Pull out every line with the word "государственных".

** BEGIN Extracted material **

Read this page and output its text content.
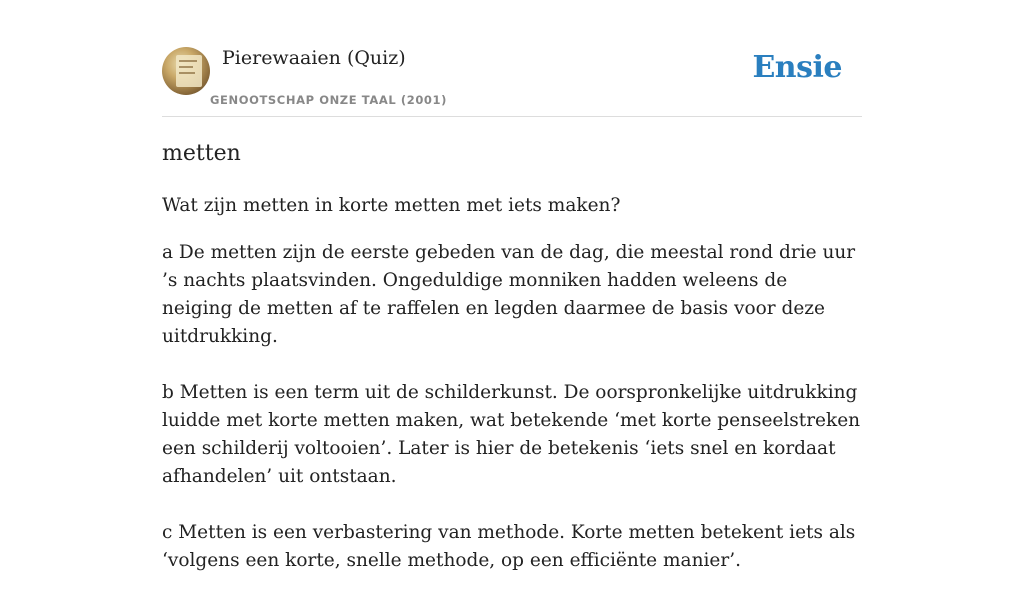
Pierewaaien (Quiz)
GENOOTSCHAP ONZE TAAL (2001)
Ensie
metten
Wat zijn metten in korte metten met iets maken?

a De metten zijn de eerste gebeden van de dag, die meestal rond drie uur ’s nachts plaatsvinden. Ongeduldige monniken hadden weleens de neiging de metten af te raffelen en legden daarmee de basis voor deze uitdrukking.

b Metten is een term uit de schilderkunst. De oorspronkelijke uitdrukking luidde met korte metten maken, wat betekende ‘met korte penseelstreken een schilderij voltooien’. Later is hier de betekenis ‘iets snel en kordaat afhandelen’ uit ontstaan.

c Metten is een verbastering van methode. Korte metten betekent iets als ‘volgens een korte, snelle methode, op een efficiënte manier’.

** END Extracted material **
** BEGIN Extracted material **

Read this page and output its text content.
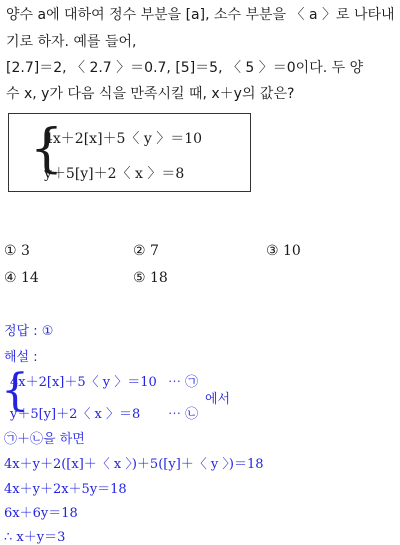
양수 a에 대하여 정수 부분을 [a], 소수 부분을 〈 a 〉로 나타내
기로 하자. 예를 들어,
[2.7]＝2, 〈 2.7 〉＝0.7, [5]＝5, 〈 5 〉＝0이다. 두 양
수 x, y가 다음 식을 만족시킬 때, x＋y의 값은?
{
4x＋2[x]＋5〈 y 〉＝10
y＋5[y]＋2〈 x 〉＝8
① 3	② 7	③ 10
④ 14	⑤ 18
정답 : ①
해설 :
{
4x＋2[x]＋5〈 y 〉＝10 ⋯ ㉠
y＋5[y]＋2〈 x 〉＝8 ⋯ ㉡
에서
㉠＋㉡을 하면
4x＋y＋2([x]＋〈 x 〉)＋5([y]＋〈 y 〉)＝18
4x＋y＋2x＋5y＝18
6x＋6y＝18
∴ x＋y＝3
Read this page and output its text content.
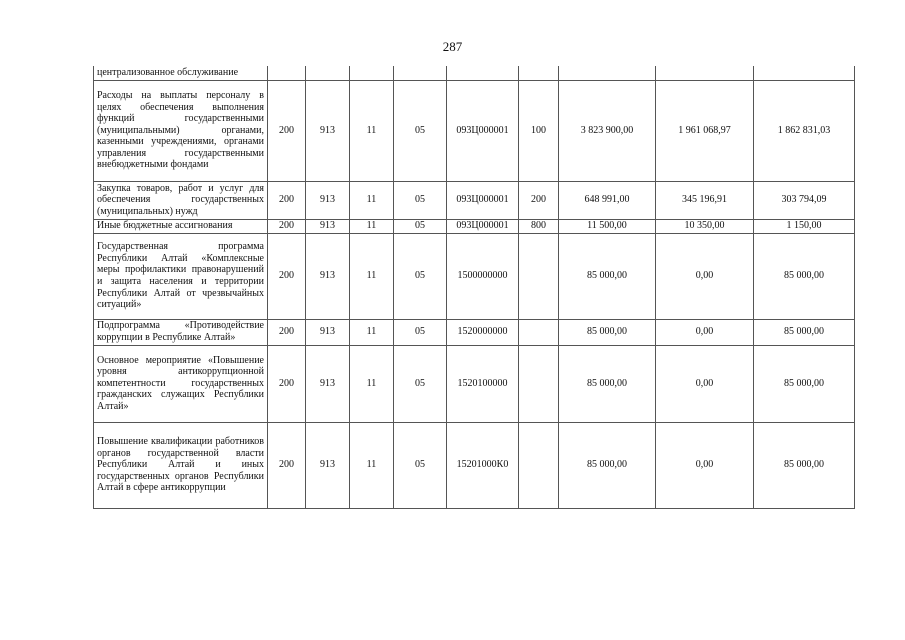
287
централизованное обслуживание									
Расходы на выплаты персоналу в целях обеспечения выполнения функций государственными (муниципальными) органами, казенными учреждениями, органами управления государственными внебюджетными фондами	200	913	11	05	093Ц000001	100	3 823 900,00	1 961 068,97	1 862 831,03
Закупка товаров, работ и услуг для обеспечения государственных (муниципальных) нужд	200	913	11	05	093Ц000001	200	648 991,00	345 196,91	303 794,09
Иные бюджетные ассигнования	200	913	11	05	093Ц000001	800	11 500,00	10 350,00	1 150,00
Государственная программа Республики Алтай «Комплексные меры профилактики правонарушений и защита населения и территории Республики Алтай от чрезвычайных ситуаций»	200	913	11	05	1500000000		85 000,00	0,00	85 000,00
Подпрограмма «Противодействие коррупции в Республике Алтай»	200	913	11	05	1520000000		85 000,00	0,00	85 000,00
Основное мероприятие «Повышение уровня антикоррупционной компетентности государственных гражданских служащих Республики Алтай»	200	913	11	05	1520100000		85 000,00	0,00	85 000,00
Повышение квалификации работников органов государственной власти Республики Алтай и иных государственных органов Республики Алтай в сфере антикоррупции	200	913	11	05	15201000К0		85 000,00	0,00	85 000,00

** END Extracted material **

→ **Answer to this task**:
Закупка товаров, работ и услуг для обеспечения государственных (муниципальных) нужд	200	913	11	05	093Ц000001	200	648 991,00	345 196,91	303 794,09
Основное мероприятие «Повышение уровня антикоррупционной компетентности государственных гражданских служащих Республики Алтай»	200	913	11	05	1520100000		85 000,00	0,00	85 000,00
Повышение квалификации работников органов государственной власти Республики Алтай и иных государственных органов Республики Алтай в сфере антикоррупции	200	913	11	05	15201000К0		85 000,00	0,00	85 000,00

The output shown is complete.